[Stored items from a collection]
--- start ---
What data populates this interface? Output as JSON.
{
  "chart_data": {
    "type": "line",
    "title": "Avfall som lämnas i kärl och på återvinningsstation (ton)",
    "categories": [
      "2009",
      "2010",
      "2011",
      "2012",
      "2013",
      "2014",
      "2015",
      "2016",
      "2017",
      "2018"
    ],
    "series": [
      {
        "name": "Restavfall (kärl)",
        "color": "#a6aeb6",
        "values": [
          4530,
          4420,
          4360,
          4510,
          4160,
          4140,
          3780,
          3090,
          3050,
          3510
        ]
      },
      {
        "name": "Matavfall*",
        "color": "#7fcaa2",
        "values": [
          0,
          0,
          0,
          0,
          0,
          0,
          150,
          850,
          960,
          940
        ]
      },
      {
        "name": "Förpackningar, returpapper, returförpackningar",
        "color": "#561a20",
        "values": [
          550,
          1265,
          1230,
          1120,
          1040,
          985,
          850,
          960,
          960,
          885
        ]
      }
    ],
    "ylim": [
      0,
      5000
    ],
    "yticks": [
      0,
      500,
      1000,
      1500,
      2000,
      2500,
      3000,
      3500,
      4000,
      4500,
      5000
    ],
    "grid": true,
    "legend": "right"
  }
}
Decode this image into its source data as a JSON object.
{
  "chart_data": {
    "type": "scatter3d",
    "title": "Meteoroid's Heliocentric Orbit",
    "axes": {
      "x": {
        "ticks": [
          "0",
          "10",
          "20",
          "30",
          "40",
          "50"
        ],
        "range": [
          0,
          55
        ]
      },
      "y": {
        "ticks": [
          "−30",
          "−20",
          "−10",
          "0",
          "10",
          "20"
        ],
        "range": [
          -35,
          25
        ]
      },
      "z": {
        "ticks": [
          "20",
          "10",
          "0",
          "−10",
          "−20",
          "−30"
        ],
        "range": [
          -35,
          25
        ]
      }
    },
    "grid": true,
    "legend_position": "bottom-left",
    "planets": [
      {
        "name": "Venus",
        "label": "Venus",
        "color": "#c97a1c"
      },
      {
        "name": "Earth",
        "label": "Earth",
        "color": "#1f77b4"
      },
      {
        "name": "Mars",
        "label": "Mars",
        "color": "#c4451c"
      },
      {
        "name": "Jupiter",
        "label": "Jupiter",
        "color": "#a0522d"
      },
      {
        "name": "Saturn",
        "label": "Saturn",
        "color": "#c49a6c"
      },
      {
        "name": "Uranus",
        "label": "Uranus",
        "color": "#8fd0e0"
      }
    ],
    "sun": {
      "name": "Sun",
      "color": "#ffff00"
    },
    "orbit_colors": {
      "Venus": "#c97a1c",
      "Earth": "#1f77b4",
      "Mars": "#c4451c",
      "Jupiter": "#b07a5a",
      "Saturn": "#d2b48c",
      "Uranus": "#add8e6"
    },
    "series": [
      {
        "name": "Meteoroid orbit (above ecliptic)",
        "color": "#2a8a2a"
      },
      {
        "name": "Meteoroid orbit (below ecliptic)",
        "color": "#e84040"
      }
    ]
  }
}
--- end ---
Short problem => Gather up the lines that contain the word "title".

Result below =>
    "title": "Avfall som lämnas i kärl och på återvinningsstation (ton)",
    "title": "Meteoroid's Heliocentric Orbit",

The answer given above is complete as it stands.